◆ What you will do:
Select and copy out every line in the records containing "Salim".
>> Start
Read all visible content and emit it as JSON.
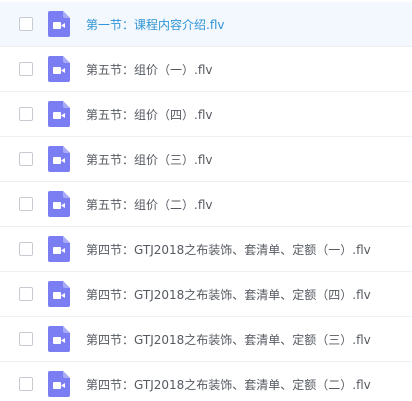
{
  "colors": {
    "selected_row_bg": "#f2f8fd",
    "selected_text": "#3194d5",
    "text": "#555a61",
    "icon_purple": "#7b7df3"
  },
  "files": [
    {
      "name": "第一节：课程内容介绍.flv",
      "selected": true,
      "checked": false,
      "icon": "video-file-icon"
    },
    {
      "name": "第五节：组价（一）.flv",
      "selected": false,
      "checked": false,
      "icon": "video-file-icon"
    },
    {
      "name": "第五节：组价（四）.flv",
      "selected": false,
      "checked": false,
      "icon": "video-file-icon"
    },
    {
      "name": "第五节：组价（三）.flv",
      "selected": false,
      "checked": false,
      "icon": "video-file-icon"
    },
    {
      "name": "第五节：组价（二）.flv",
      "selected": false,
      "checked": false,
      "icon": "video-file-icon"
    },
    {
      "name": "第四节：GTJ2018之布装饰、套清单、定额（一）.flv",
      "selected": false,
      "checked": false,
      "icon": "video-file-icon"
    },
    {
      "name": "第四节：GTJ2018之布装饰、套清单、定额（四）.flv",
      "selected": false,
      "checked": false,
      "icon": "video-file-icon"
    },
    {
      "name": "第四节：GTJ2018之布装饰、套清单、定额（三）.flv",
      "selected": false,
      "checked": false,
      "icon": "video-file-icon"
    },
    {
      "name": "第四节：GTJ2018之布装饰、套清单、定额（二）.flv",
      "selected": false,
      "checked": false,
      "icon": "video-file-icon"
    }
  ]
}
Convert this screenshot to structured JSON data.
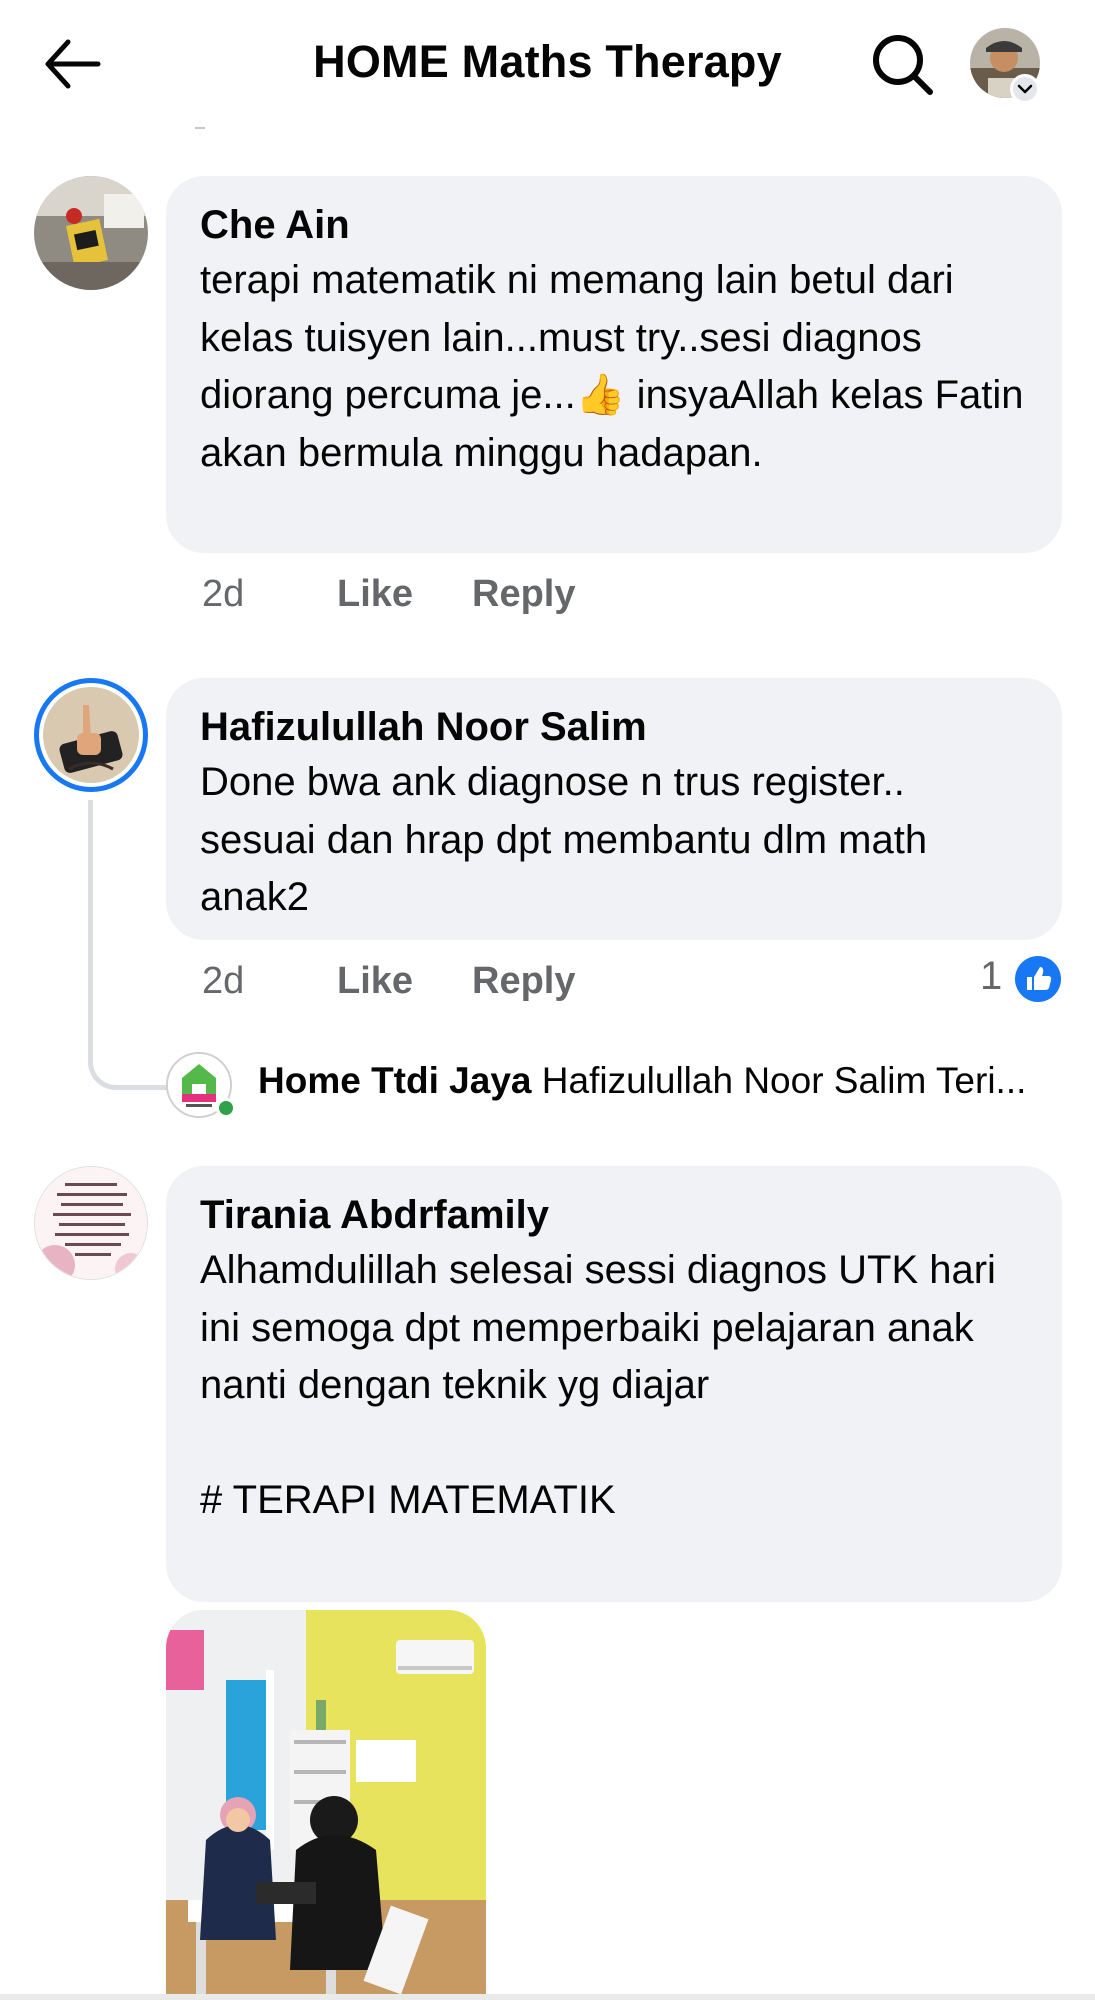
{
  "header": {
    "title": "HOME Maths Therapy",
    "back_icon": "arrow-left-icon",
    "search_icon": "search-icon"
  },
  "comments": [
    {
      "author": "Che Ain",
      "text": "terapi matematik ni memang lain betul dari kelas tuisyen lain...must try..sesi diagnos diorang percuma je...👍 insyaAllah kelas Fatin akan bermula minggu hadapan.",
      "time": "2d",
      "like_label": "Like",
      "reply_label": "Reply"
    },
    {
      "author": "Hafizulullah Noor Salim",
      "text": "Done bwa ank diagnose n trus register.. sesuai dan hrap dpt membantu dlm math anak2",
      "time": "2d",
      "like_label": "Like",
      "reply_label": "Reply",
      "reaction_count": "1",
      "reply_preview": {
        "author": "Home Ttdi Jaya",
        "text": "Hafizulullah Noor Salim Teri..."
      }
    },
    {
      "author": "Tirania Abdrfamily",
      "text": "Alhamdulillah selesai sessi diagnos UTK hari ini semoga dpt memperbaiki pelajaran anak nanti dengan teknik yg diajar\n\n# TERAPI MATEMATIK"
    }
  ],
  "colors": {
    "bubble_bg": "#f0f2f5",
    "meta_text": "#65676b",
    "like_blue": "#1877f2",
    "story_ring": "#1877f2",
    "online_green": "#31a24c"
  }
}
>> End
>> Start
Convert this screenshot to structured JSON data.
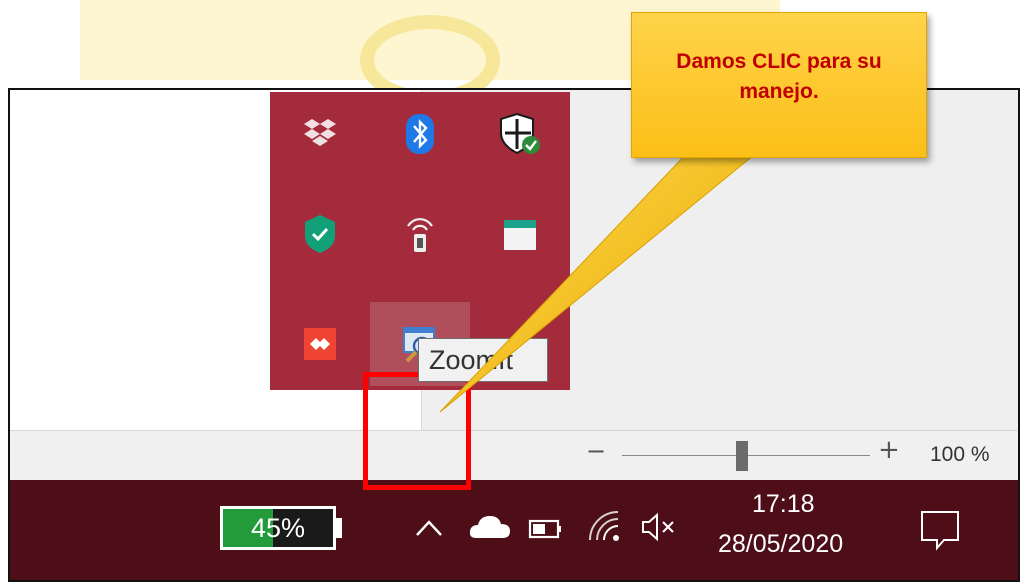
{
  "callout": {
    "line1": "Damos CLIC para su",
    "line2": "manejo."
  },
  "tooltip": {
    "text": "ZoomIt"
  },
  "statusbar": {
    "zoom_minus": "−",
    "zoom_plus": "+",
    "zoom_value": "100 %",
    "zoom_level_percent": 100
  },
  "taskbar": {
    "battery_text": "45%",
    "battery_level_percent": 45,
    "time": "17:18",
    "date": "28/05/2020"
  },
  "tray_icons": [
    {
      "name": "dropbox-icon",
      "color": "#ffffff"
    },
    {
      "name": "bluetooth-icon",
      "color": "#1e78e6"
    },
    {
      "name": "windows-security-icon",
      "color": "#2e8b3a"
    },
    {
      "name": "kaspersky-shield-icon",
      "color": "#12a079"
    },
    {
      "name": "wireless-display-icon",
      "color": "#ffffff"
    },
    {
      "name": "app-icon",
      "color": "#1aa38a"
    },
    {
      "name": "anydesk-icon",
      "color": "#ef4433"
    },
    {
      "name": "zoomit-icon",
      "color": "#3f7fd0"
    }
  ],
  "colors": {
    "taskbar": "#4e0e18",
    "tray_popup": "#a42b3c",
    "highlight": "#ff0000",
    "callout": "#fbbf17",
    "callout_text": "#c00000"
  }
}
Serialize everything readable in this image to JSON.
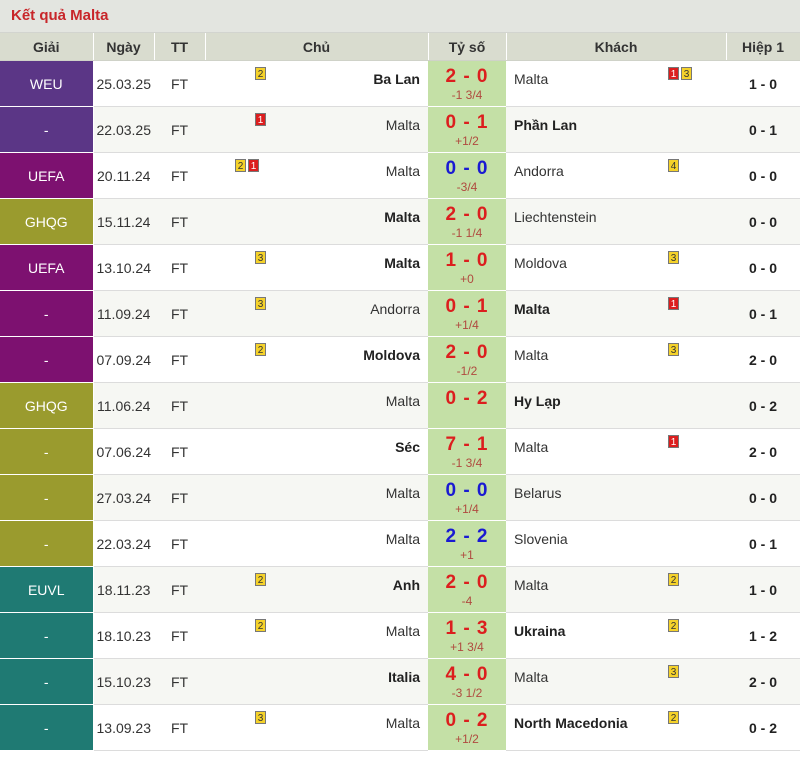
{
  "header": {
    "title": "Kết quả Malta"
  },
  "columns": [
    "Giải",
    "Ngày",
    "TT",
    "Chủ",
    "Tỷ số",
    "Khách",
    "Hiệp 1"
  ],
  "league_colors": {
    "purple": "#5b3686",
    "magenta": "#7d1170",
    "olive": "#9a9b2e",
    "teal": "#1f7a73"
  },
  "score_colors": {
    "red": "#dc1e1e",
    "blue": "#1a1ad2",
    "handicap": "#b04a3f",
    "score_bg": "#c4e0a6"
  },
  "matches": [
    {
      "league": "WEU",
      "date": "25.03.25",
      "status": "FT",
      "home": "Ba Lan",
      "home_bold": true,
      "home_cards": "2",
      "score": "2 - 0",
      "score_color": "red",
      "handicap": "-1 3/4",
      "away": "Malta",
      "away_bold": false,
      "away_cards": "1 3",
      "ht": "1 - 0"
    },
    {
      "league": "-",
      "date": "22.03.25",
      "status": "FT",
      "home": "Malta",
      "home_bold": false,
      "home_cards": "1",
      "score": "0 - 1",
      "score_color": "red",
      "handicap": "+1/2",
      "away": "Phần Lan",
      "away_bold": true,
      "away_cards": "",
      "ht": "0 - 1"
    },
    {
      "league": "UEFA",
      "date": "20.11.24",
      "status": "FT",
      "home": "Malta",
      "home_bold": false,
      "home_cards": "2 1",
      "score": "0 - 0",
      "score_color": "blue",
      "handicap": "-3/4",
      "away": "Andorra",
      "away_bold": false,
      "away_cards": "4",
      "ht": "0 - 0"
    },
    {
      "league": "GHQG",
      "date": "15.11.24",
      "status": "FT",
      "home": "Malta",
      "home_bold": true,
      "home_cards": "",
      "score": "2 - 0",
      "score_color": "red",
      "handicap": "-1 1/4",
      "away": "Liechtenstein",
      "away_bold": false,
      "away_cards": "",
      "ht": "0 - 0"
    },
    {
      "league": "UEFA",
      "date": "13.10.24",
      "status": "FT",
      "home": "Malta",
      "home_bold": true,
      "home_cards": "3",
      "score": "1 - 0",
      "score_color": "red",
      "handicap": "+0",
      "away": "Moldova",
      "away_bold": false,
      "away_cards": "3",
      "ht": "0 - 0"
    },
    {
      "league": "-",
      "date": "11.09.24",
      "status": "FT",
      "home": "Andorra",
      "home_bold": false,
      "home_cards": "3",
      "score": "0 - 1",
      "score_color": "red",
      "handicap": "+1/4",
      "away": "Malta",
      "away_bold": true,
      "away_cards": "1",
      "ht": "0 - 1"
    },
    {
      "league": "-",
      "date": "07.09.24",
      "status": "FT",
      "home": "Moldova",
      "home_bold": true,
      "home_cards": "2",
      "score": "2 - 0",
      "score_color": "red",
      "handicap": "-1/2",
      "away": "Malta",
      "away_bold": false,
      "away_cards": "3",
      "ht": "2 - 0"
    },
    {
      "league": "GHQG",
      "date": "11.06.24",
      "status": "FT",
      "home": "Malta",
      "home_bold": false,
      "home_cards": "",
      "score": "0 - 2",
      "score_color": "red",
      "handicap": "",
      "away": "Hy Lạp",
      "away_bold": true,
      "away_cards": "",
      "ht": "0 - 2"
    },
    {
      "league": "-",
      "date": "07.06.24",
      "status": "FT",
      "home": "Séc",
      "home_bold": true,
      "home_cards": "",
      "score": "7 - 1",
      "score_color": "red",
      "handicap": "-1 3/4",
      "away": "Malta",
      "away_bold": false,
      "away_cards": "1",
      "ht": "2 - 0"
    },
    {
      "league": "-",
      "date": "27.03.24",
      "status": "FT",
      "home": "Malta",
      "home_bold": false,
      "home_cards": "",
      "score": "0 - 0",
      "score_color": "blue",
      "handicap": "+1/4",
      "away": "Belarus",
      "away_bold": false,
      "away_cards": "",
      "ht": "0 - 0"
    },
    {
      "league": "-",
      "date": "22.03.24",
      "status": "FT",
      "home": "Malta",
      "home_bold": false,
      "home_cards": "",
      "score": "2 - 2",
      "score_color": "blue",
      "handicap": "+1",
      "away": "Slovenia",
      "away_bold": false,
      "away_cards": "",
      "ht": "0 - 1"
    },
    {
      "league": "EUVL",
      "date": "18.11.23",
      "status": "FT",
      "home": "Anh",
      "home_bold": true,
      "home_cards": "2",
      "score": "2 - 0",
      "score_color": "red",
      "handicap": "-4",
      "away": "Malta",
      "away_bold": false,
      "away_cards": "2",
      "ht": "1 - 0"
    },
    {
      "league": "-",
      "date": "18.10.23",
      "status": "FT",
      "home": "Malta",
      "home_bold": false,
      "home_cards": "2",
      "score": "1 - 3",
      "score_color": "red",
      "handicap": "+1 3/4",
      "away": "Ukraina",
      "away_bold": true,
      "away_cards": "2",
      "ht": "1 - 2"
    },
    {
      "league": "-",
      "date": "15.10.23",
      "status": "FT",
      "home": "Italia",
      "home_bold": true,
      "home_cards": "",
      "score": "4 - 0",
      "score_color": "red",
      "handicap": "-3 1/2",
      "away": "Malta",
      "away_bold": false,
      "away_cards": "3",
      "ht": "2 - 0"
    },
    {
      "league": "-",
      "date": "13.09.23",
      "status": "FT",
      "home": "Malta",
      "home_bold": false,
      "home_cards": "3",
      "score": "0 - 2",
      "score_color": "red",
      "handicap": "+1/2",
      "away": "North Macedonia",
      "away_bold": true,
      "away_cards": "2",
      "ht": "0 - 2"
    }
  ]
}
>> End
◆ Problem solution:
      "author": "Hafizulullah Noor Salim",
        "text": "Hafizulullah Noor Salim Teri..."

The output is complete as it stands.